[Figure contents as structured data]
· · · · ·

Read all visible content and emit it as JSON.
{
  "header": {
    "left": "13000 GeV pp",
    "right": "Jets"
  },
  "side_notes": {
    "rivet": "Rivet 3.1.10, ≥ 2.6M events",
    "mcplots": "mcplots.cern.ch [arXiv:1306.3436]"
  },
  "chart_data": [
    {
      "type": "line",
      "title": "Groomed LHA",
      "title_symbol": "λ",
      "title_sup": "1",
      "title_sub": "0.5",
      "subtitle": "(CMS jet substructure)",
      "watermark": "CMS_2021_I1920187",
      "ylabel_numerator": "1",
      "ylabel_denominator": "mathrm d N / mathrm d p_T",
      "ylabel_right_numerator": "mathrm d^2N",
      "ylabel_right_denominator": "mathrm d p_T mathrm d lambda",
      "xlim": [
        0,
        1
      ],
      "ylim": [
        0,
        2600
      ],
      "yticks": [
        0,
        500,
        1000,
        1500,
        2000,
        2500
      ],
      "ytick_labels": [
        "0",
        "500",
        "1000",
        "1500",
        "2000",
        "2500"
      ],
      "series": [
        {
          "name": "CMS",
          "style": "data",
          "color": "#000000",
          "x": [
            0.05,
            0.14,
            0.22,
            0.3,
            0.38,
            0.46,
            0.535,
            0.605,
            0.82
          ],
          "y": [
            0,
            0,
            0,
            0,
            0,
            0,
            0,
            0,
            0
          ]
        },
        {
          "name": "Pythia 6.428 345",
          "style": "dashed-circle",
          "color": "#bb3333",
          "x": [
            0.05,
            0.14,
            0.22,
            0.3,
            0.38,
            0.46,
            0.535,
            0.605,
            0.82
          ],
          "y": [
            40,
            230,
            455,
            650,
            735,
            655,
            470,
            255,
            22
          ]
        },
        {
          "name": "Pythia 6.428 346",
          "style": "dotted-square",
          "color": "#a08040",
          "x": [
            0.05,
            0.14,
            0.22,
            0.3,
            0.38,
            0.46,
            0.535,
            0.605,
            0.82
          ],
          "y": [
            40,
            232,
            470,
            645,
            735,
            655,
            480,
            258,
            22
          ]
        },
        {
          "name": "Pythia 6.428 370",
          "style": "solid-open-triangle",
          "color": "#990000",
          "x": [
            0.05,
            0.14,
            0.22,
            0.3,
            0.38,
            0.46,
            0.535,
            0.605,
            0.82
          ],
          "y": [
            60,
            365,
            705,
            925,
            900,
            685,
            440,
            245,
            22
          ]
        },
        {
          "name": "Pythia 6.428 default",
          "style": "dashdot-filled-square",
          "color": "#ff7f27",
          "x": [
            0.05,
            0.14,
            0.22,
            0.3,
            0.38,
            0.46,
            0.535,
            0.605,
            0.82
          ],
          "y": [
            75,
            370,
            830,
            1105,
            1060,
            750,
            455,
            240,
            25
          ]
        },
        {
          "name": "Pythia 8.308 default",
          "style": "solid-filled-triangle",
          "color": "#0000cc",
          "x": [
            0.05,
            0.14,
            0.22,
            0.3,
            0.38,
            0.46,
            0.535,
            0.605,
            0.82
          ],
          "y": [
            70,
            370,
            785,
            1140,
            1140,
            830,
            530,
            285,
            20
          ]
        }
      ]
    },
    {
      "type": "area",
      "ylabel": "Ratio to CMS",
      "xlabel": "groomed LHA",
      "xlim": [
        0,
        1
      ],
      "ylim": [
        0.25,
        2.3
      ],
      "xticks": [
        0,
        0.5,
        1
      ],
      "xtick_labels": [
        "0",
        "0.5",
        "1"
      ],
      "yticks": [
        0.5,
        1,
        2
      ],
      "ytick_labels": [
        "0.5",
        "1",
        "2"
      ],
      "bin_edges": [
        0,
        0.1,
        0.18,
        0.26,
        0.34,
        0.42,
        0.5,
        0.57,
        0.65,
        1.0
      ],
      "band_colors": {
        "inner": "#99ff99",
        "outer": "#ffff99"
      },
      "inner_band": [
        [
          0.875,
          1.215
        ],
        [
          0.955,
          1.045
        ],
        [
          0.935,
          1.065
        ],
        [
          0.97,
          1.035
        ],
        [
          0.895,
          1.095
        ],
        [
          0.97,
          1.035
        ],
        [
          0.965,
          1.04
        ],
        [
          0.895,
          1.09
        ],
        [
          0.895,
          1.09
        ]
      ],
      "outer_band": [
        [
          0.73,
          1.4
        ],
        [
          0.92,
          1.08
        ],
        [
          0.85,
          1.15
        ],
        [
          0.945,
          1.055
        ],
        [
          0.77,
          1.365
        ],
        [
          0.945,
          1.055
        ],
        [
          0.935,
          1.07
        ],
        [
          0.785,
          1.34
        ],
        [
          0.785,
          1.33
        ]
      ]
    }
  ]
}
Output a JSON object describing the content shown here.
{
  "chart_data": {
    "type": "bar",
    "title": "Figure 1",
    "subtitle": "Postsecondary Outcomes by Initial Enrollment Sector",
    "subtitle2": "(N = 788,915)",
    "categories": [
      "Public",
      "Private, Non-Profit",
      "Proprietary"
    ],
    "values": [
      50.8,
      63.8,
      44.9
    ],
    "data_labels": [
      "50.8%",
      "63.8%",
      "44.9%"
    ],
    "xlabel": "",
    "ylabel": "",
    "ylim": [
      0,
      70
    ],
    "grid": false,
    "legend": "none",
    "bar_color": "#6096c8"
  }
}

· · · · ·

* **What this task involves**
The word "name" may appear on some lines of these records; state how many such lines there are, and nothing else.

* **Correct answer**
6